• **To do**:
Reproduce each line of the listing exactly.

• **Dataset content**:
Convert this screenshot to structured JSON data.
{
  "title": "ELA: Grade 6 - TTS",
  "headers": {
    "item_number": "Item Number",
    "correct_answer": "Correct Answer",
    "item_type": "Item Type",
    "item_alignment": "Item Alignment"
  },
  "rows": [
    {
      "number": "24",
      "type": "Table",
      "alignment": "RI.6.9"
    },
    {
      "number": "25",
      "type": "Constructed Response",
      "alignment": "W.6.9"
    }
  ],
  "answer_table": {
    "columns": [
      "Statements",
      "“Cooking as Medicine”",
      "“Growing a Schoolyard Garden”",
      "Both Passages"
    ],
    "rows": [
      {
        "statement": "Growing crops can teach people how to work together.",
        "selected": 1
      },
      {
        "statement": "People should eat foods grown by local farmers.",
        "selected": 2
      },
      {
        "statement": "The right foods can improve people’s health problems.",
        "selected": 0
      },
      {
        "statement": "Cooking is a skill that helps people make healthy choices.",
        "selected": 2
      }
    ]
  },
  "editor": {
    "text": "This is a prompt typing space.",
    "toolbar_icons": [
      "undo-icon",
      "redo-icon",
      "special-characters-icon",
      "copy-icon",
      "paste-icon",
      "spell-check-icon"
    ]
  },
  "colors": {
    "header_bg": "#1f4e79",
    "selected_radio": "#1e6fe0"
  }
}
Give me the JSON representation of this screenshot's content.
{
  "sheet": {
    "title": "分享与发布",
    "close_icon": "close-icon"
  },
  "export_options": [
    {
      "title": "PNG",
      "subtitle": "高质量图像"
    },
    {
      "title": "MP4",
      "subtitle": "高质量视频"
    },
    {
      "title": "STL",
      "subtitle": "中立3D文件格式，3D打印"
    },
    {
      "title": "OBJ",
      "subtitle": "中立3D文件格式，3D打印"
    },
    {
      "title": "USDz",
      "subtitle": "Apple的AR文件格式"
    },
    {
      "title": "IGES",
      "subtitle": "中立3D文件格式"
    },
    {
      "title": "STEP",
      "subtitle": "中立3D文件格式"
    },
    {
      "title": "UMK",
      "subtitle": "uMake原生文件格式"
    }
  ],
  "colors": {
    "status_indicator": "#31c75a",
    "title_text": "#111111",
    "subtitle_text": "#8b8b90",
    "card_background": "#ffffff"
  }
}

• **Exercise result**:
Convert this screenshot to structured JSON data.
{
  "title": "ELA: Grade 6 - TTS",
  "headers": {
    "item_number": "Item Number",
    "correct_answer": "Correct Answer",
    "item_type": "Item Type",
    "item_alignment": "Item Alignment"
  },
  "rows": [
    {
      "number": "24",
      "type": "Table",
      "alignment": "RI.6.9"
    },
    {
      "number": "25",
      "type": "Constructed Response",
      "alignment": "W.6.9"
    }
  ],
  "answer_table": {
    "columns": [
      "Statements",
      "“Cooking as Medicine”",
      "“Growing a Schoolyard Garden”",
      "Both Passages"
    ],
    "rows": [
      {
        "statement": "Growing crops can teach people how to work together.",
        "selected": 1
      },
      {
        "statement": "People should eat foods grown by local farmers.",
        "selected": 2
      },
      {
        "statement": "The right foods can improve people’s health problems.",
        "selected": 0
      },
      {
        "statement": "Cooking is a skill that helps people make healthy choices.",
        "selected": 2
      }
    ]
  },
  "editor": {
    "text": "This is a prompt typing space.",
    "toolbar_icons": [
      "undo-icon",
      "redo-icon",
      "special-characters-icon",
      "copy-icon",
      "paste-icon",
      "spell-check-icon"
    ]
  },
  "colors": {
    "header_bg": "#1f4e79",
    "selected_radio": "#1e6fe0"
  }
}
Give me the JSON representation of this screenshot's content.
{
  "sheet": {
    "title": "分享与发布",
    "close_icon": "close-icon"
  },
  "export_options": [
    {
      "title": "PNG",
      "subtitle": "高质量图像"
    },
    {
      "title": "MP4",
      "subtitle": "高质量视频"
    },
    {
      "title": "STL",
      "subtitle": "中立3D文件格式，3D打印"
    },
    {
      "title": "OBJ",
      "subtitle": "中立3D文件格式，3D打印"
    },
    {
      "title": "USDz",
      "subtitle": "Apple的AR文件格式"
    },
    {
      "title": "IGES",
      "subtitle": "中立3D文件格式"
    },
    {
      "title": "STEP",
      "subtitle": "中立3D文件格式"
    },
    {
      "title": "UMK",
      "subtitle": "uMake原生文件格式"
    }
  ],
  "colors": {
    "status_indicator": "#31c75a",
    "title_text": "#111111",
    "subtitle_text": "#8b8b90",
    "card_background": "#ffffff"
  }
}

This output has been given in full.